* **Exercise requirements**
Identify the lines that contain the word "parrocchia", then copy them.

* **Given information**
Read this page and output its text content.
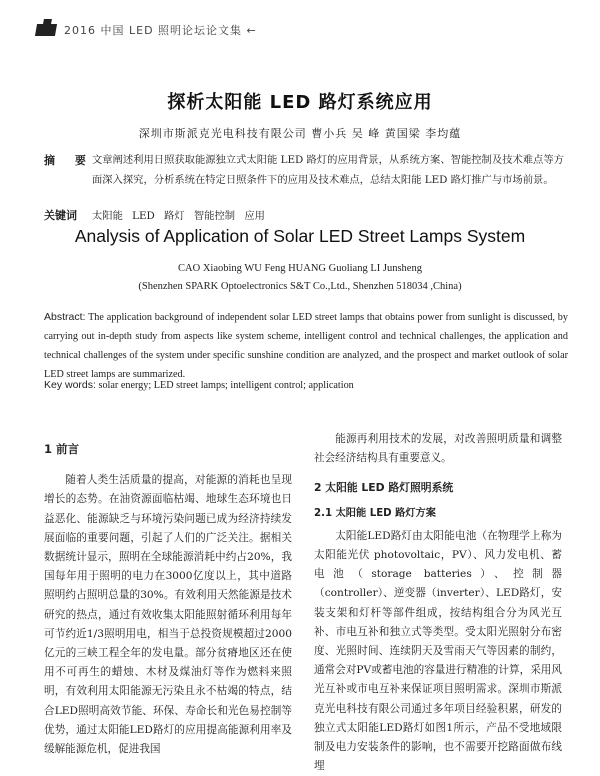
2016 中国 LED 照明论坛论文集 ←
探析太阳能 LED 路灯系统应用
深圳市斯派克光电科技有限公司 曹小兵 吴 峰 黄国梁 李均蕴
摘 要
文章阐述利用日照获取能源独立式太阳能 LED 路灯的应用背景，从系统方案、智能控制及技术难点等方面深入探究，分析系统在特定日照条件下的应用及技术难点，总结太阳能 LED 路灯推广与市场前景。
关键词 太阳能 LED 路灯 智能控制 应用
Analysis of Application of Solar LED Street Lamps System
CAO Xiaobing WU Feng HUANG Guoliang LI Junsheng
(Shenzhen SPARK Optoelectronics S&T Co.,Ltd., Shenzhen 518034 ,China)
Abstract: The application background of independent solar LED street lamps that obtains power from sunlight is discussed, by carrying out in-depth study from aspects like system scheme, intelligent control and technical challenges, the application and technical challenges of the system under specific sunshine condition are analyzed, and the prospect and market outlook of solar LED street lamps are summarized.
Key words: solar energy; LED street lamps; intelligent control; application
1 前言
随着人类生活质量的提高，对能源的消耗也呈现增长的态势。在油资源面临枯竭、地球生态环境也日益恶化、能源缺乏与环境污染问题已成为经济持续发展面临的重要问题，引起了人们的广泛关注。据相关数据统计显示，照明在全球能源消耗中约占20%，我国每年用于照明的电力在3000亿度以上，其中道路照明约占照明总量的30%。有效利用天然能源是技术研究的热点，通过有效收集太阳能照射循环利用每年可节约近1/3照明用电，相当于总投资规模超过2000亿元的三峡工程全年的发电量。部分贫瘠地区还在使用不可再生的蜡烛、木材及煤油灯等作为燃料来照明，有效利用太阳能源无污染且永不枯竭的特点，结合LED照明高效节能、环保、寿命长和光色易控制等优势，通过太阳能LED路灯的应用提高能源利用率及缓解能源危机，促进我国
能源再利用技术的发展，对改善照明质量和调整社会经济结构具有重要意义。
2 太阳能 LED 路灯照明系统
2.1 太阳能 LED 路灯方案
太阳能LED路灯由太阳能电池（在物理学上称为太阳能光伏 photovoltaic，PV）、风力发电机、蓄电池（storage batteries）、控制器（controller）、逆变器（inverter）、LED路灯，安装支架和灯杆等部件组成，按结构组合分为风光互补、市电互补和独立式等类型。受太阳光照射分布密度、光照时间、连续阴天及雪雨天气等因素的制约，通常会对PV或蓄电池的容量进行精准的计算，采用风光互补或市电互补来保证项目照明需求。深圳市斯派克光电科技有限公司通过多年项目经验积累，研发的独立式太阳能LED路灯如图1所示，产品不受地域限制及电力安装条件的影响，也不需要开挖路面做布线埋
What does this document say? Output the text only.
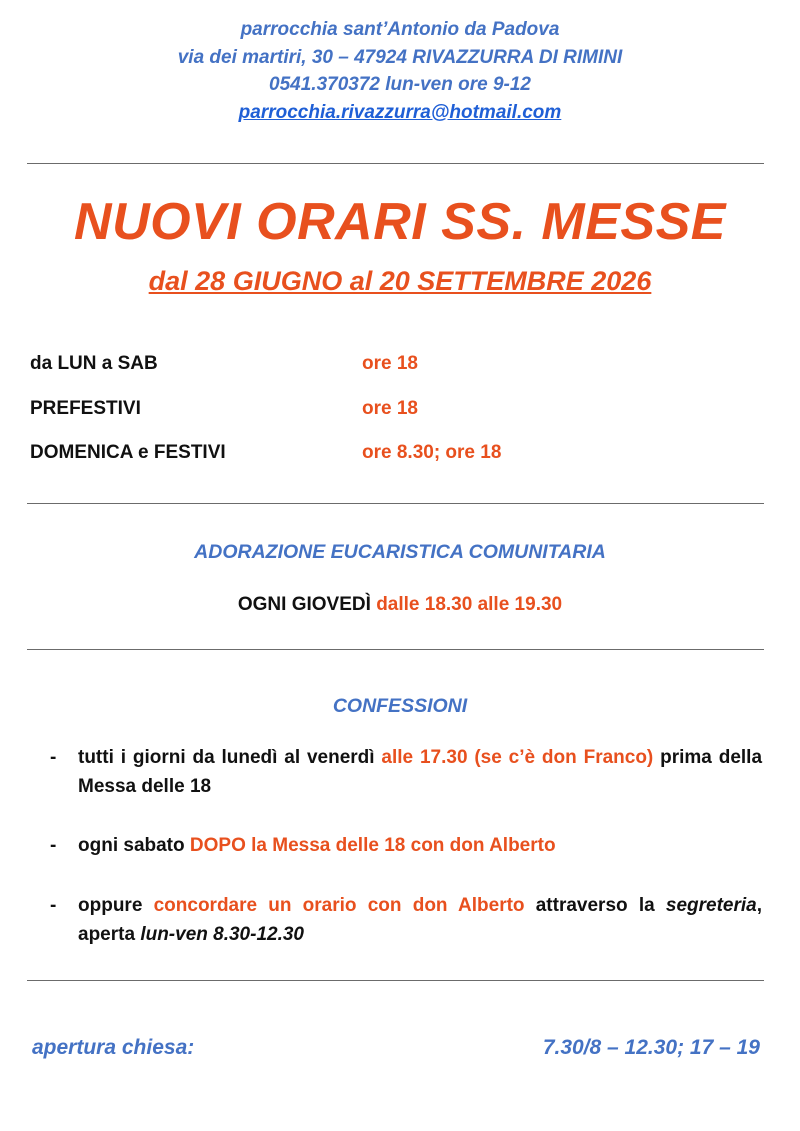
parrocchia sant’Antonio da Padova
via dei martiri, 30 – 47924 RIVAZZURRA DI RIMINI
0541.370372 lun-ven ore 9-12
parrocchia.rivazzurra@hotmail.com
NUOVI ORARI SS. MESSE
dal 28 GIUGNO al 20 SETTEMBRE 2026
da LUN a SAB	ore 18
PREFESTIVI	ore 18
DOMENICA e FESTIVI	ore 8.30; ore 18
ADORAZIONE EUCARISTICA COMUNITARIA
OGNI GIOVEDÌ dalle 18.30 alle 19.30
CONFESSIONI
-	tutti i giorni da lunedì al venerdì alle 17.30 (se c’è don Franco) prima della Messa delle 18
-	ogni sabato DOPO la Messa delle 18 con don Alberto
-	oppure concordare un orario con don Alberto attraverso la segreteria, aperta lun-ven 8.30-12.30
apertura chiesa:	7.30/8 – 12.30; 17 – 19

* **The answer**
parrocchia sant’Antonio da Padova
parrocchia.rivazzurra@hotmail.com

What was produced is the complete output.